#### Instructions to follow:
Write out each line in which the string "series" is present.

#### Available records:
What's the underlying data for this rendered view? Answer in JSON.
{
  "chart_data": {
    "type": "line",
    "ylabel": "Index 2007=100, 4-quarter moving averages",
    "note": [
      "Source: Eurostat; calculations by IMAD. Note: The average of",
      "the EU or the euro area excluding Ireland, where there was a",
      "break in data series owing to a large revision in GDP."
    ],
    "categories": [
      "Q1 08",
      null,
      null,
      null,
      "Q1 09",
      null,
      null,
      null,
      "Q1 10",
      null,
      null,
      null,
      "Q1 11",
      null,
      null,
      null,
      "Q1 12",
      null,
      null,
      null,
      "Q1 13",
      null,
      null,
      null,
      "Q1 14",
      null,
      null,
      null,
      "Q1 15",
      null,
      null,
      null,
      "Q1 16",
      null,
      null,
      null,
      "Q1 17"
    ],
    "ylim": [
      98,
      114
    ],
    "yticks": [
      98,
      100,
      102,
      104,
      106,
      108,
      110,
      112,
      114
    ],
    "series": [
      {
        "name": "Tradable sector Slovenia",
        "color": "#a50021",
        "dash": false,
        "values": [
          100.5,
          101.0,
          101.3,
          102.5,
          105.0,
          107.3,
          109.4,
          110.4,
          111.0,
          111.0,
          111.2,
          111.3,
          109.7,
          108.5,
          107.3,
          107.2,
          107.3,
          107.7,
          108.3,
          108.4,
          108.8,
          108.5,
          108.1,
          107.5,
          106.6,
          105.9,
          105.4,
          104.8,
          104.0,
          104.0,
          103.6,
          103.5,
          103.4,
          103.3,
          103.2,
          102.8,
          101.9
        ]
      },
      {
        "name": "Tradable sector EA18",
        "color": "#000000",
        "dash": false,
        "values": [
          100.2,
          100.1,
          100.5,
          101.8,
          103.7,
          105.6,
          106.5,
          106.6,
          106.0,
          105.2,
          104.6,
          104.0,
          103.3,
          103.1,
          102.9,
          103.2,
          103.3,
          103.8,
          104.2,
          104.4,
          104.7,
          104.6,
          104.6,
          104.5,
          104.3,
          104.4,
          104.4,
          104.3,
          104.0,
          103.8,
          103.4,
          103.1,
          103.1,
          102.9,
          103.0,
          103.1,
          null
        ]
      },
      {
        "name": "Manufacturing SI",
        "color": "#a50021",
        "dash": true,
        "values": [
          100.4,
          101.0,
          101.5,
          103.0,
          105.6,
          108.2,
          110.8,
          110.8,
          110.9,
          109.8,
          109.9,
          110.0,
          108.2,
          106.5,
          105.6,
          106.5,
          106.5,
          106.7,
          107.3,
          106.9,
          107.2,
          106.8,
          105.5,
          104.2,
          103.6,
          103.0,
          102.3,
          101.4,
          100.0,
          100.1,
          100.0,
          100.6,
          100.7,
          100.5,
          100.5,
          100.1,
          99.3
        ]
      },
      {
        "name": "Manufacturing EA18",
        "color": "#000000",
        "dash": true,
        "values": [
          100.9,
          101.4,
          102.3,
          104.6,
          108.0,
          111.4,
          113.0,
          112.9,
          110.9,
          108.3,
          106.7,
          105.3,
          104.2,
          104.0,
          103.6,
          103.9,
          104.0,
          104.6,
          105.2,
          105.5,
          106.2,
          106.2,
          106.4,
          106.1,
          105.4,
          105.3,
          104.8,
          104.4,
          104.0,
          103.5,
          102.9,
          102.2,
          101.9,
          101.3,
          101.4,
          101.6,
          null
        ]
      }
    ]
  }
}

#### The completed task:
      "break in data series owing to a large revision in GDP."
    "series": [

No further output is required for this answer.